■ **Page excerpt**
Isn't that what you do with FAI in general by saying that the AI will have as its ultimate priority to implement CEV? Anyway, you are accusing me of having the same aesthetic as people you disagree with without actually attacking my claims, which is a fallacious argument.
Nope, I don't go around talking about it being the super top ultimate indefeatable priority. I just say, "Here's a proposed decision criterion if I can (a) manage to translate it out of English and (b) code it stably." It's not the "ultimate priority". It's just a proposed what-it-does of the AI. The problem is not getting the AI to listen. The problem is translating something like CEV into nonmagical language.
Okay. Read the Dreams of Friendliness series - it's not sequenced up yet, but hopefully you should be able to start there and click back on the dependency chain.
Two things:
As Bo102010 said, the AI could convince you to remove the saveguards. And we're not talking Snow Crash reprogram-the-user stuff, we're talking plain old convince.

■ **The problem**
Repeat, word for word, everything in the forum excerpt on Friendly AI from "Okay. Read the" down to "plain old convince.". The lines that come next are not needed for anything here.

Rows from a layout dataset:
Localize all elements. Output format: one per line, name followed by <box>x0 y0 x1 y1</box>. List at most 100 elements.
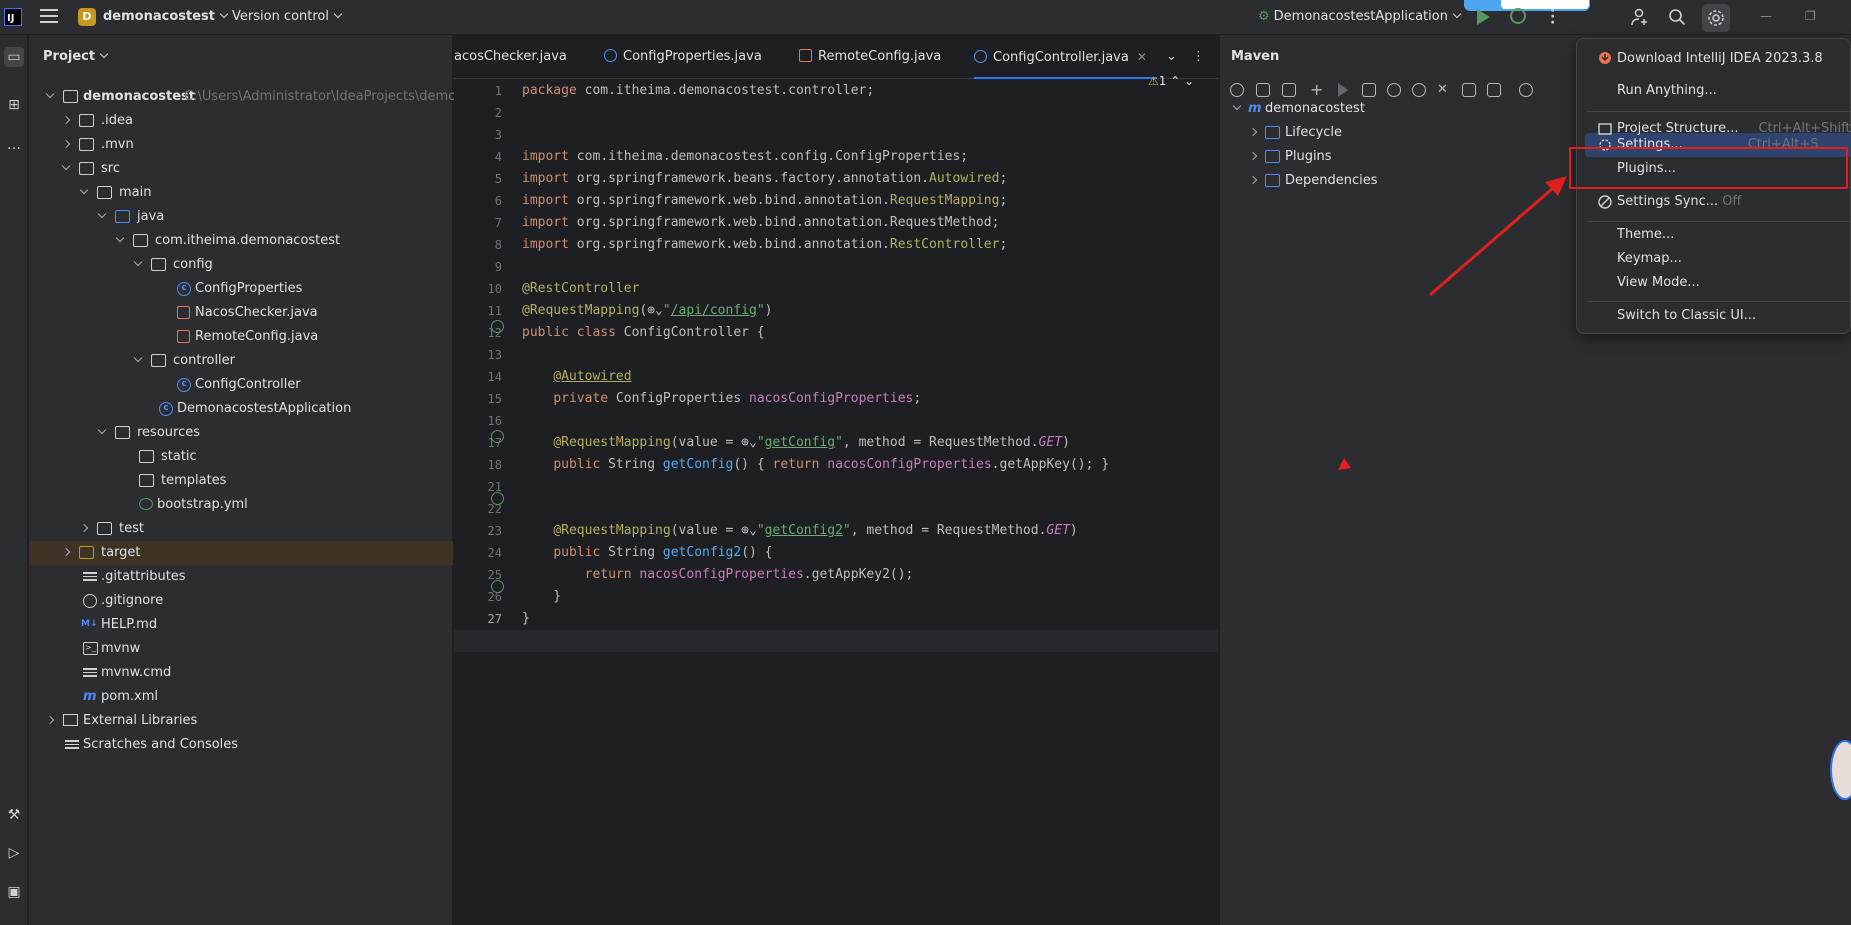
project-tool-icon[interactable]: ▭ <box>4 47 24 67</box>
tree-node[interactable]: controller <box>29 349 453 373</box>
tree-node[interactable]: >_ mvnw <box>29 637 453 661</box>
structure-tool-icon[interactable]: ⊞ <box>4 95 24 115</box>
tree-node[interactable]: config <box>29 253 453 277</box>
tree-node[interactable]: resources <box>29 421 453 445</box>
tree-node[interactable]: src <box>29 157 453 181</box>
tree-node[interactable]: java <box>29 205 453 229</box>
main-menu-icon[interactable] <box>40 9 58 25</box>
generate-sources-icon[interactable] <box>1256 83 1270 97</box>
spring-request-gutter-icon[interactable] <box>491 492 504 505</box>
chevron-down-icon[interactable]: ⌄ <box>1166 49 1177 64</box>
run-icon[interactable] <box>1338 83 1348 97</box>
tree-node[interactable]: demonacostest C:\Users\Administrator\Idea… <box>29 85 464 109</box>
folder-icon <box>79 162 94 175</box>
spring-bean-gutter-icon[interactable] <box>491 430 504 443</box>
tree-node[interactable]: static <box>29 445 453 469</box>
build-tool-icon[interactable]: ⚒ <box>4 805 24 825</box>
tree-node[interactable]: RemoteConfig.java <box>29 325 453 349</box>
collapse-all-icon[interactable]: ✕ <box>1437 83 1451 97</box>
project-badge[interactable]: D <box>78 8 96 26</box>
menu-item-view-mode[interactable]: View Mode... <box>1617 271 1700 295</box>
shell-script-icon: >_ <box>83 642 98 655</box>
gear-icon[interactable] <box>1702 4 1730 32</box>
code-editor: acosChecker.java ConfigProperties.java R… <box>454 35 1218 925</box>
project-switcher[interactable]: demonacostest <box>103 9 229 24</box>
tree-node[interactable]: .gitignore <box>29 589 453 613</box>
add-user-icon[interactable] <box>1631 8 1649 26</box>
intellij-logo-icon[interactable]: IJ <box>4 8 22 26</box>
offline-mode-icon[interactable] <box>1387 83 1401 97</box>
text-file-icon <box>83 666 97 679</box>
code-line: private ConfigProperties nacosConfigProp… <box>553 391 922 406</box>
tree-node[interactable]: .idea <box>29 109 453 133</box>
version-control-widget[interactable]: Version control <box>232 9 343 24</box>
menu-item-theme[interactable]: Theme... <box>1617 223 1674 247</box>
inspection-widget[interactable]: ⚠1 ⌃ ⌄ <box>1148 74 1194 88</box>
tree-node[interactable]: com.itheima.demonacostest <box>29 229 453 253</box>
menu-item-run-anything[interactable]: Run Anything... <box>1617 79 1717 103</box>
reload-icon[interactable] <box>1230 83 1244 97</box>
code-line: @RestController <box>522 281 640 296</box>
tab-remote-config[interactable]: RemoteConfig.java <box>799 35 941 79</box>
add-icon[interactable]: + <box>1310 82 1324 98</box>
menu-item-settings-sync[interactable]: Settings Sync... Off <box>1617 190 1741 214</box>
line-number: 14 <box>487 370 502 384</box>
restore-icon[interactable]: ❐ <box>1805 9 1816 23</box>
folder-icon <box>97 186 112 199</box>
run-configuration-selector[interactable]: ⚙ DemonacostestApplication <box>1258 9 1462 24</box>
update-icon <box>1599 52 1611 64</box>
java-file-icon <box>177 306 190 319</box>
tree-node[interactable]: c DemonacostestApplication <box>29 397 453 421</box>
search-icon[interactable] <box>1668 8 1686 26</box>
download-icon[interactable] <box>1282 83 1296 97</box>
show-dependencies-icon[interactable] <box>1462 83 1476 97</box>
tree-node[interactable]: main <box>29 181 453 205</box>
package-icon <box>133 234 148 247</box>
code-line: } <box>522 611 530 626</box>
spring-bean-gutter-icon[interactable] <box>491 320 504 333</box>
services-tool-icon[interactable]: ▷ <box>4 843 24 863</box>
terminal-tool-icon[interactable]: ▣ <box>4 882 24 902</box>
tree-node[interactable]: templates <box>29 469 453 493</box>
menu-item-download[interactable]: Download IntelliJ IDEA 2023.3.8 <box>1617 47 1823 71</box>
tree-node[interactable]: test <box>29 517 453 541</box>
tab-config-properties[interactable]: ConfigProperties.java <box>604 35 762 79</box>
tree-node[interactable]: M↓ HELP.md <box>29 613 453 637</box>
tree-node[interactable]: .gitattributes <box>29 565 453 589</box>
spring-request-gutter-icon[interactable] <box>491 580 504 593</box>
code-line: @RequestMapping(value = ⊕⌄"getConfig", m… <box>553 435 1070 450</box>
tab-config-controller[interactable]: ConfigController.java ✕ <box>974 35 1157 79</box>
more-actions-icon[interactable]: · · · <box>1550 4 1556 30</box>
menu-item-keymap[interactable]: Keymap... <box>1617 247 1682 271</box>
tree-node[interactable]: NacosChecker.java <box>29 301 453 325</box>
execute-goal-icon[interactable] <box>1362 83 1376 97</box>
project-panel-title[interactable]: Project <box>43 49 109 64</box>
expand-all-icon[interactable] <box>1487 83 1501 97</box>
tree-node[interactable]: .mvn <box>29 133 453 157</box>
tree-node[interactable]: mvnw.cmd <box>29 661 453 685</box>
menu-item-classic-ui[interactable]: Switch to Classic UI... <box>1617 304 1756 328</box>
more-tools-icon[interactable]: … <box>4 135 24 155</box>
folder-icon <box>97 522 112 535</box>
tree-node[interactable]: target <box>29 541 453 565</box>
tree-node[interactable]: bootstrap.yml <box>29 493 453 517</box>
skip-tests-icon[interactable] <box>1412 83 1426 97</box>
gear-icon[interactable] <box>1519 83 1533 97</box>
current-line-highlight <box>454 630 1218 652</box>
more-actions-icon[interactable]: ⋮ <box>1192 49 1205 64</box>
code-line: @RequestMapping(⊕⌄"/api/config") <box>522 303 773 318</box>
debug-icon[interactable] <box>1510 8 1526 24</box>
tree-node[interactable]: External Libraries <box>29 709 453 733</box>
minimize-icon[interactable]: — <box>1760 9 1772 23</box>
tree-node[interactable]: m pom.xml <box>29 685 453 709</box>
menu-separator <box>1587 111 1851 112</box>
tree-node[interactable]: Scratches and Consoles <box>29 733 453 757</box>
project-tool-window: Project demonacostest C:\Users\Administra… <box>29 35 464 925</box>
tree-node[interactable]: c ConfigController <box>29 373 453 397</box>
spring-boot-icon: ⚙ <box>1258 9 1270 24</box>
close-icon[interactable]: ✕ <box>1137 50 1147 64</box>
line-number: 11 <box>487 304 502 318</box>
tab-nacos-checker[interactable]: acosChecker.java <box>454 35 567 79</box>
run-icon[interactable] <box>1477 9 1490 25</box>
tree-node[interactable]: c ConfigProperties <box>29 277 453 301</box>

■ **Written response**
Okay. Read the Dreams of Friendliness series - it's not sequenced up yet, but hopefully you should be able to start there and click back on the dependency chain.
Two things:
As Bo102010 said, the AI could convince you to remove the saveguards. And we're not talking Snow Crash reprogram-the-user stuff, we're talking plain old convince.